» **WORK TO COMPLETE**: Filter the listing below, copying every line in which the word "screenshot" appears.

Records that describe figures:
===
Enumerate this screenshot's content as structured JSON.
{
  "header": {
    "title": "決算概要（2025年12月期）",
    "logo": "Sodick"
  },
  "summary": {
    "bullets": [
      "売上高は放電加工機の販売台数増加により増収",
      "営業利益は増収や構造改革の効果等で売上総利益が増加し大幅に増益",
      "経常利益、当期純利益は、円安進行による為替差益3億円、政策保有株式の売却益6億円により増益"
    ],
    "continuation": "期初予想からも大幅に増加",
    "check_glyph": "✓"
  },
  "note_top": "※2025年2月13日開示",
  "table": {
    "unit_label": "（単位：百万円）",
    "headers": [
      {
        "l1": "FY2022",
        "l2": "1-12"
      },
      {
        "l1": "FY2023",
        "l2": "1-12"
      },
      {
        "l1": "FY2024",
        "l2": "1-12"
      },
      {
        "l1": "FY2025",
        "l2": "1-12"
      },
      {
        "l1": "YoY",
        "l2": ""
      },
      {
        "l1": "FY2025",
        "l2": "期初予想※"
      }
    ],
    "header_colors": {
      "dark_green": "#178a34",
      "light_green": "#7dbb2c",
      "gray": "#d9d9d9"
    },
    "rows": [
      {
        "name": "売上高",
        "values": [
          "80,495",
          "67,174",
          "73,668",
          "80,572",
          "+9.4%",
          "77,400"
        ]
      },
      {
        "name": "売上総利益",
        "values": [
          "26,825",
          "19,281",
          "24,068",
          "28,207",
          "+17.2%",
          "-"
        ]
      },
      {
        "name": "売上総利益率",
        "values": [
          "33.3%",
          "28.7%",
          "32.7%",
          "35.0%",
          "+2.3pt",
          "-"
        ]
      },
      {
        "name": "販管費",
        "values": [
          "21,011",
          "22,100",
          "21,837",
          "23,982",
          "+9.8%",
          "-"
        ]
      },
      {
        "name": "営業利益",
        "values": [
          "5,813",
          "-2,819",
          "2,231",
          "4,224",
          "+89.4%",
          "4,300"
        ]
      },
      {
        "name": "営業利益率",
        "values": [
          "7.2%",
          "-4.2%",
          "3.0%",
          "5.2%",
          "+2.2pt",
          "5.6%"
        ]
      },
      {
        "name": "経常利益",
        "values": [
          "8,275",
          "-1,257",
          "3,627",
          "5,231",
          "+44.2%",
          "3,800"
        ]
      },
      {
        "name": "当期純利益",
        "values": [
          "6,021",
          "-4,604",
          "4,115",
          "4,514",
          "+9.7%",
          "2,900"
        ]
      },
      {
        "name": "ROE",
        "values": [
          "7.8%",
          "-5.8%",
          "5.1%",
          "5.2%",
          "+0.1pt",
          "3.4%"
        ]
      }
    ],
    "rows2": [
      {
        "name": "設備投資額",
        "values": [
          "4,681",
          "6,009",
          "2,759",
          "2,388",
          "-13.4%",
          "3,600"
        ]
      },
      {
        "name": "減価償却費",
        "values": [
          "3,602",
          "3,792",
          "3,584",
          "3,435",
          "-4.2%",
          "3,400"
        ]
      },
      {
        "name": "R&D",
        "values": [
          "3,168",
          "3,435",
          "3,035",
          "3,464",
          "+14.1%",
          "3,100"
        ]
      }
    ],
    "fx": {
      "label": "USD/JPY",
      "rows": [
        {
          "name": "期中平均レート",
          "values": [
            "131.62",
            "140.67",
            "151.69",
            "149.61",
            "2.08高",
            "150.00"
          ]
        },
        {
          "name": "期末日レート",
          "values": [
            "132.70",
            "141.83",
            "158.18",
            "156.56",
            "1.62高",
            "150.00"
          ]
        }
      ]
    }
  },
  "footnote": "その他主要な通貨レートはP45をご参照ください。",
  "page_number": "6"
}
===
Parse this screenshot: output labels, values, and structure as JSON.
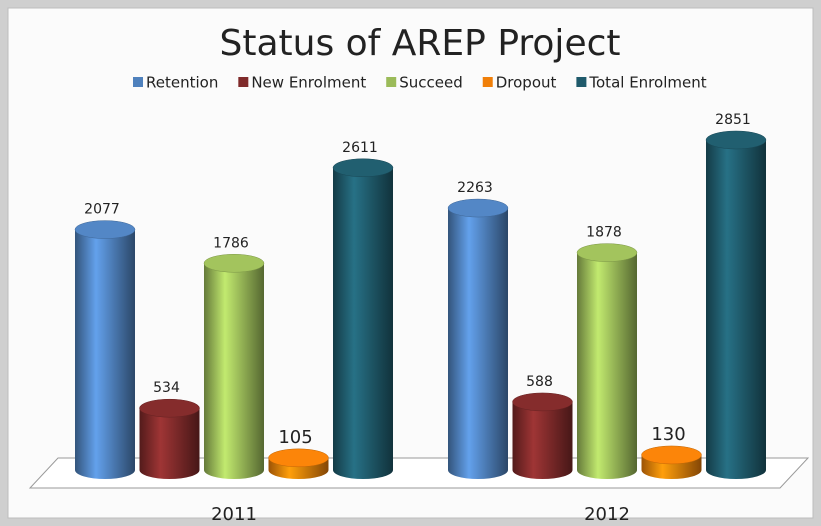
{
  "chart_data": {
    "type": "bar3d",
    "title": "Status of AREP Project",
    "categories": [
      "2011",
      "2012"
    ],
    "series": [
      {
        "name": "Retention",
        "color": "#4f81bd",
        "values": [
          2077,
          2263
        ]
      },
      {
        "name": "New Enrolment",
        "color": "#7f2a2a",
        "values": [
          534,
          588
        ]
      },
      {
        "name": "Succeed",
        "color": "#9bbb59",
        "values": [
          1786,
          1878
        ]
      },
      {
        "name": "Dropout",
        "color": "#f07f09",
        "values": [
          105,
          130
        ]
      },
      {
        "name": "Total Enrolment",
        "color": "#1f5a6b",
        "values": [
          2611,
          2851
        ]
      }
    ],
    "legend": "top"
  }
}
===
» **THE REPLY**:
Enumerate this screenshot's content as structured JSON.
Parse this screenshot: output labels, values, and structure as JSON.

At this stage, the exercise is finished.